Count the lines in the rows below that contain the string "亿元以上", treating case as significant. Give only the number.

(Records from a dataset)
>> Start

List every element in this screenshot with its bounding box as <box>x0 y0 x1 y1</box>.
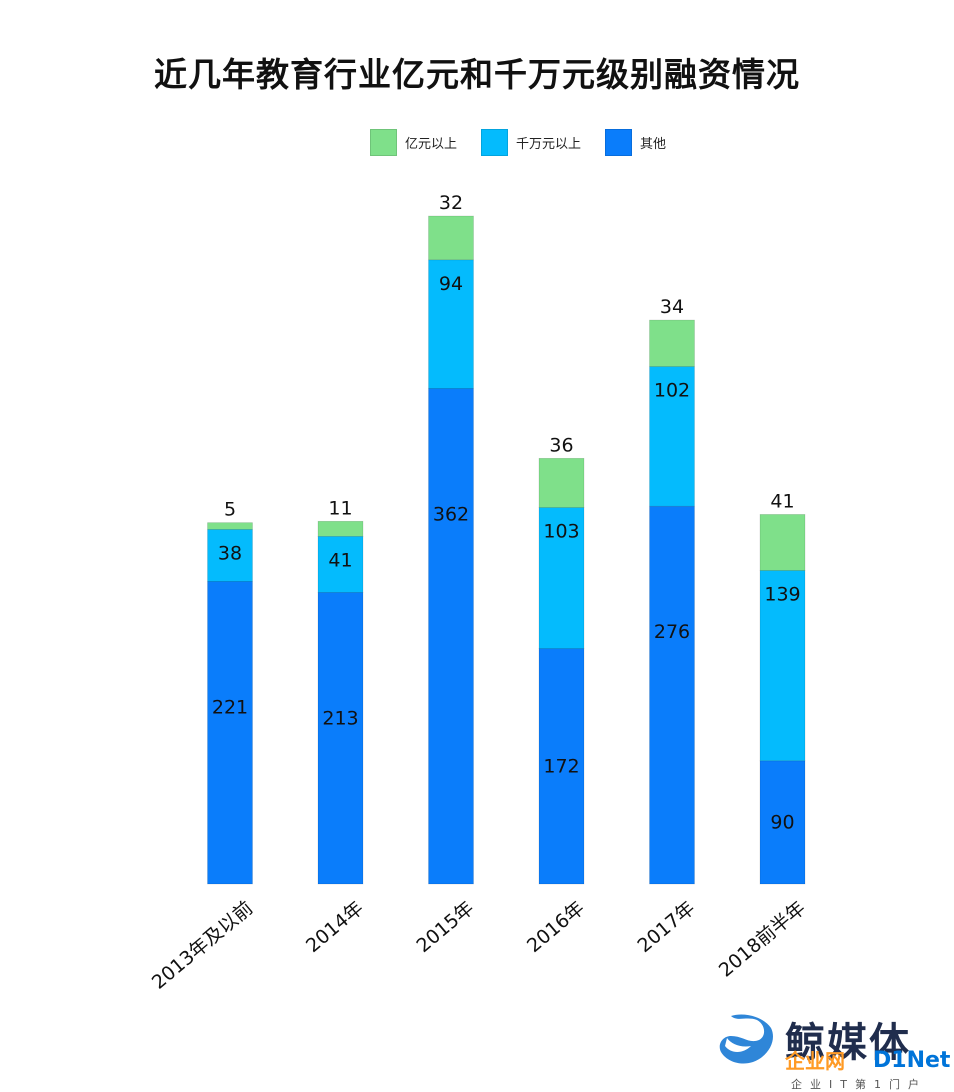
watermark: 鲸媒体 企业网 D1Net 企业IT第1门户 <box>713 1008 954 1091</box>
bar-segment <box>428 259 474 389</box>
x-tick-label: 2013年及以前 <box>148 897 257 994</box>
legend-swatch-qianwan <box>481 128 509 156</box>
x-tick-label: 2017年 <box>633 897 699 957</box>
bar-segment <box>207 581 253 885</box>
bars-group <box>207 215 806 885</box>
watermark-tagline: 企业IT第1门户 <box>791 1078 927 1091</box>
data-label: 213 <box>322 707 358 729</box>
watermark-d1net-cn: 企业网 <box>785 1049 845 1073</box>
bar-segment <box>759 760 806 885</box>
data-label: 362 <box>433 503 469 525</box>
legend-swatch-yiyuan <box>370 128 397 156</box>
watermark-d1net: 企业网 D1Net <box>785 1046 954 1076</box>
bar-segment <box>759 514 806 571</box>
bar-segment <box>317 536 364 593</box>
whale-logo-icon <box>719 1014 773 1064</box>
chart-title: 近几年教育行业亿元和千万元级别融资情况 <box>154 55 800 94</box>
bar-segment <box>207 529 253 582</box>
data-label: 38 <box>218 542 242 564</box>
data-label: 41 <box>770 490 794 512</box>
legend-item-qianwan: 千万元以上 <box>481 128 582 156</box>
legend-label-qianwan: 千万元以上 <box>516 136 582 152</box>
data-label: 90 <box>770 811 794 833</box>
legend-swatch-qita <box>605 128 633 156</box>
data-label: 172 <box>543 755 579 777</box>
data-label: 103 <box>543 521 579 543</box>
data-label: 41 <box>328 549 352 571</box>
bar-segment <box>428 215 474 261</box>
legend-item-qita: 其他 <box>605 128 667 156</box>
data-label: 139 <box>764 584 800 606</box>
data-label: 5 <box>224 499 236 521</box>
bar-segment <box>649 366 695 507</box>
x-tick-label: 2016年 <box>523 897 589 957</box>
bar-segment <box>428 388 474 885</box>
data-label: 32 <box>439 192 463 214</box>
bar-segment <box>538 507 585 649</box>
data-label: 276 <box>654 621 690 643</box>
chart-legend: 亿元以上 千万元以上 其他 <box>370 127 690 157</box>
data-label: 94 <box>439 273 463 295</box>
bar-segment <box>207 522 253 530</box>
data-label: 34 <box>660 296 684 318</box>
data-label: 221 <box>212 696 248 718</box>
legend-label-yiyuan: 亿元以上 <box>405 136 458 152</box>
bar-segment <box>649 319 695 367</box>
data-label: 102 <box>654 380 690 402</box>
x-tick-label: 2018前半年 <box>715 897 810 982</box>
bar-segment <box>649 505 695 885</box>
x-tick-label: 2014年 <box>302 897 368 957</box>
x-tick-label: 2015年 <box>412 897 478 957</box>
bar-segment <box>317 592 364 885</box>
data-label: 36 <box>549 434 573 456</box>
bar-segment <box>538 457 585 508</box>
legend-label-qita: 其他 <box>640 136 667 152</box>
x-tick-labels-group: 2013年及以前 2014年 2015年 2016年 2017年 2018前半年 <box>148 897 810 994</box>
bar-segment <box>317 520 364 537</box>
watermark-d1net-en: D1Net <box>873 1048 951 1073</box>
data-label: 11 <box>328 497 352 519</box>
watermark-brand-cn: 鲸媒体 <box>785 1020 911 1066</box>
legend-item-yiyuan: 亿元以上 <box>370 128 458 156</box>
bar-segment <box>759 570 806 762</box>
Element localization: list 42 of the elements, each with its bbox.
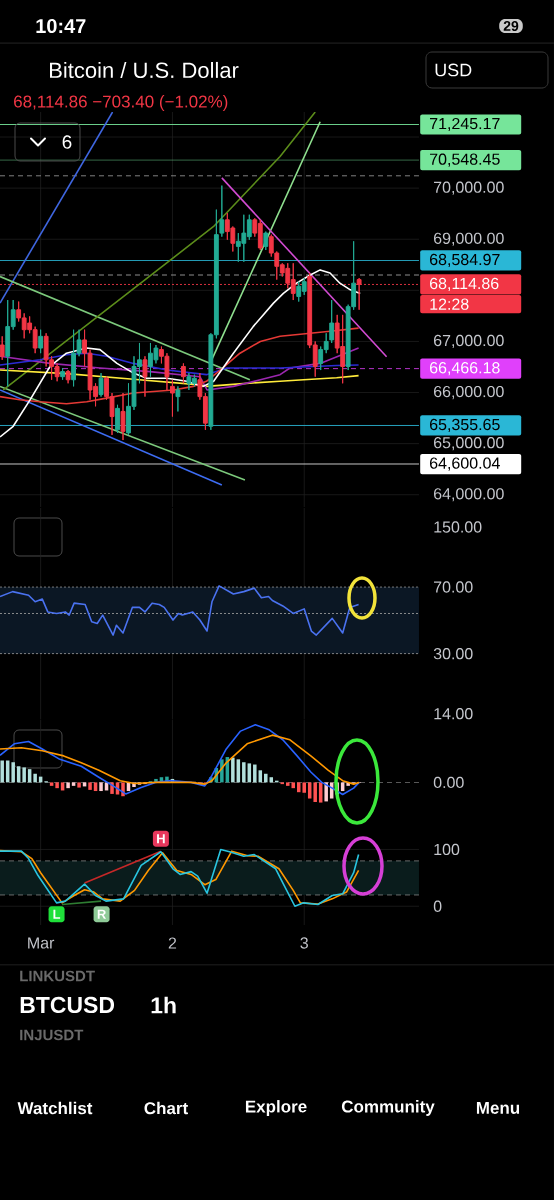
text: 10:47 (36, 18, 86, 34)
y-tick-label: 66,000.00 (434, 385, 504, 400)
ref-line-label: 70,548.45 (430, 153, 500, 167)
y-tick-label: 30.00 (433, 648, 473, 660)
x-tick-label: 2 (168, 937, 177, 949)
y-tick-label: 0 (433, 900, 442, 912)
text: INJUSDT (20, 1029, 84, 1041)
text: Watchlist (17, 1101, 93, 1115)
annotation: L (53, 909, 61, 919)
text: USD (435, 63, 472, 77)
annotation: R (97, 909, 107, 919)
text: BTCUSD (20, 996, 115, 1014)
text: Explore (245, 1100, 307, 1116)
ref-line-label: 71,245.17 (430, 117, 500, 132)
ref-line-label: 65,355.65 (430, 418, 500, 433)
chart-subtitle: 68,114.86 −703.40 (−1.02%) (14, 95, 228, 111)
ref-line-label: 68,114.86 (430, 277, 499, 292)
text: Chart (144, 1101, 188, 1115)
text: Menu (476, 1102, 520, 1114)
ref-line-label: 0.00 (433, 776, 464, 789)
x-tick-label: 3 (300, 937, 308, 949)
text: 29 (503, 21, 519, 31)
y-tick-label: 100 (434, 843, 460, 856)
y-tick-label: 70.00 (434, 581, 473, 593)
text: 12:28 (430, 298, 469, 310)
y-tick-label: 67,000.00 (434, 334, 504, 349)
y-tick-label: 150.00 (434, 521, 482, 533)
text: LINKUSDT (20, 970, 95, 982)
annotation: 6 (62, 135, 72, 149)
annotation: H (157, 834, 165, 844)
y-tick-label: 65,000.00 (434, 437, 504, 451)
chart-title: Bitcoin / U.S. Dollar (50, 61, 239, 79)
text: Community (341, 1100, 435, 1116)
x-tick-label: Mar (28, 937, 55, 949)
ref-line-label: 64,600.04 (430, 457, 500, 471)
y-tick-label: 70,000.00 (434, 181, 504, 195)
y-tick-label: 14.00 (434, 708, 473, 720)
ref-line-label: 66,466.18 (430, 362, 500, 376)
text: 1h (151, 996, 176, 1014)
y-tick-label: 64,000.00 (434, 488, 504, 502)
y-tick-label: 69,000.00 (434, 232, 504, 246)
ref-line-label: 68,584.97 (430, 253, 500, 268)
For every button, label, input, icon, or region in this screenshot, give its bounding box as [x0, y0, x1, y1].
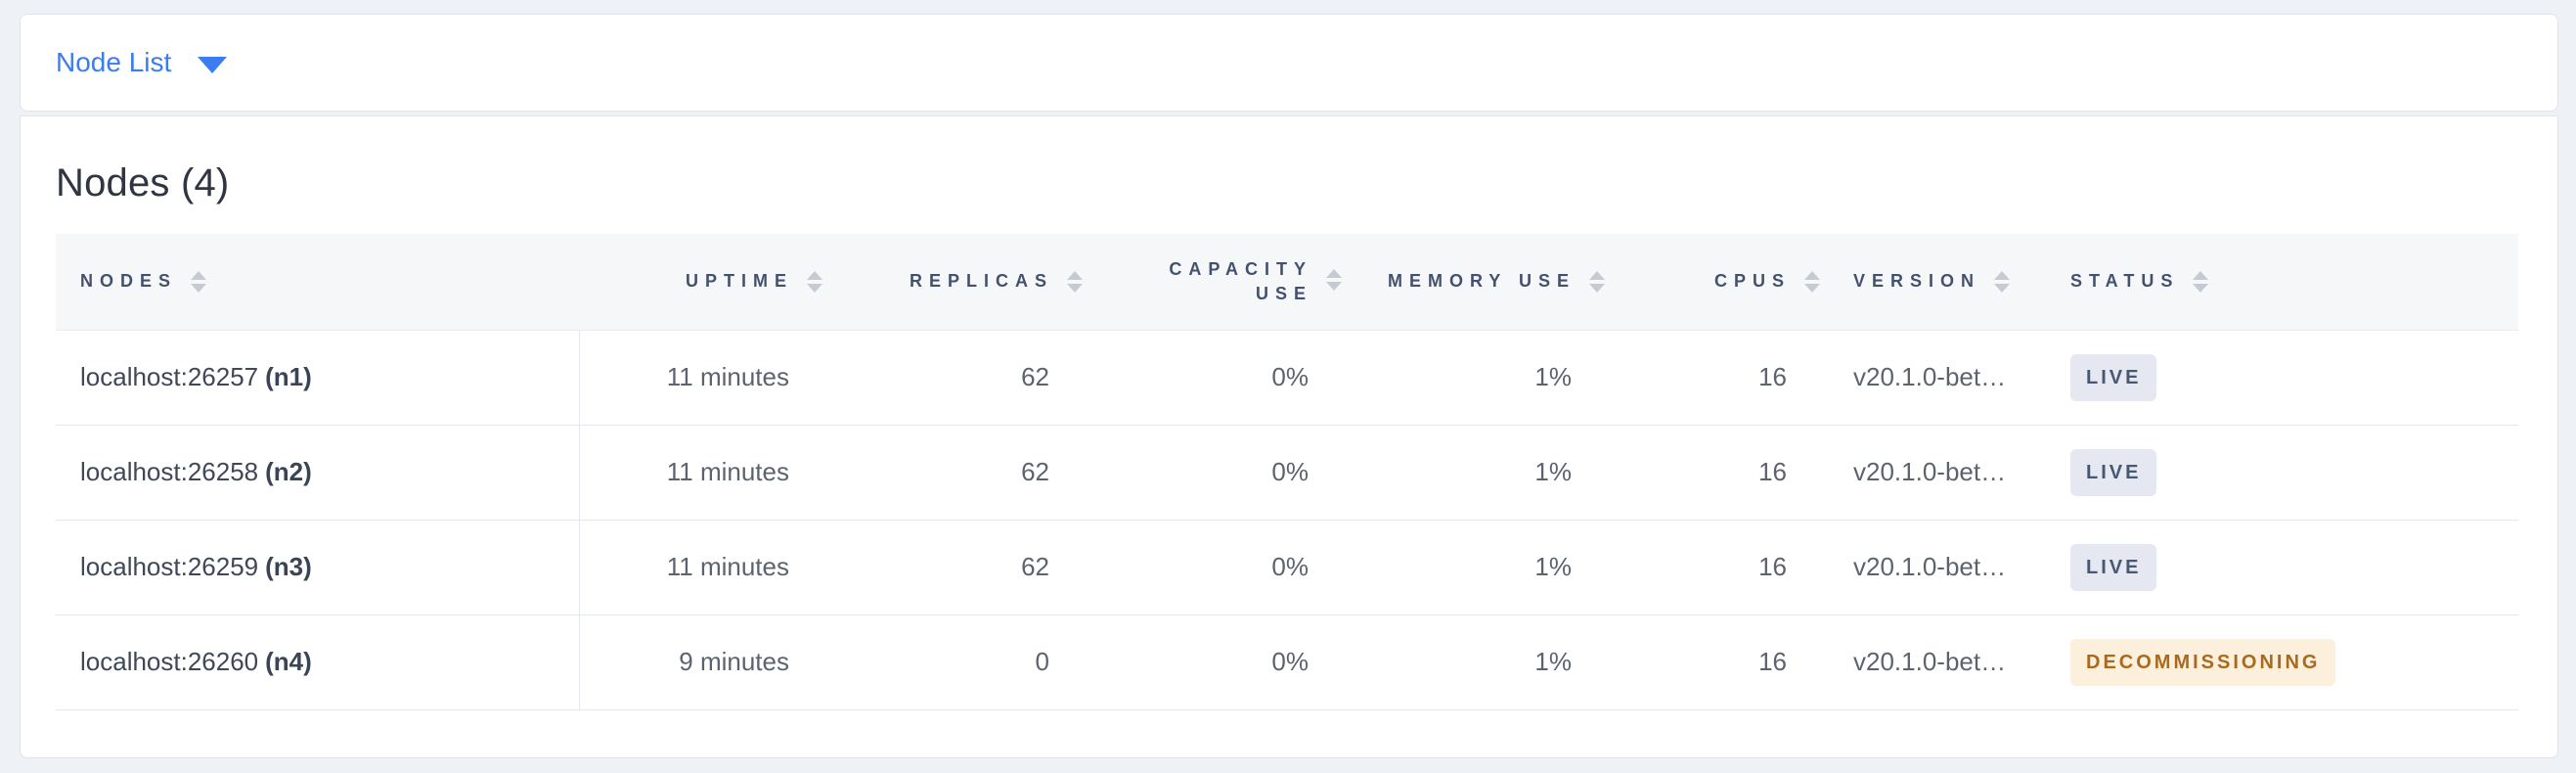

>> End

Solution to this problem: 3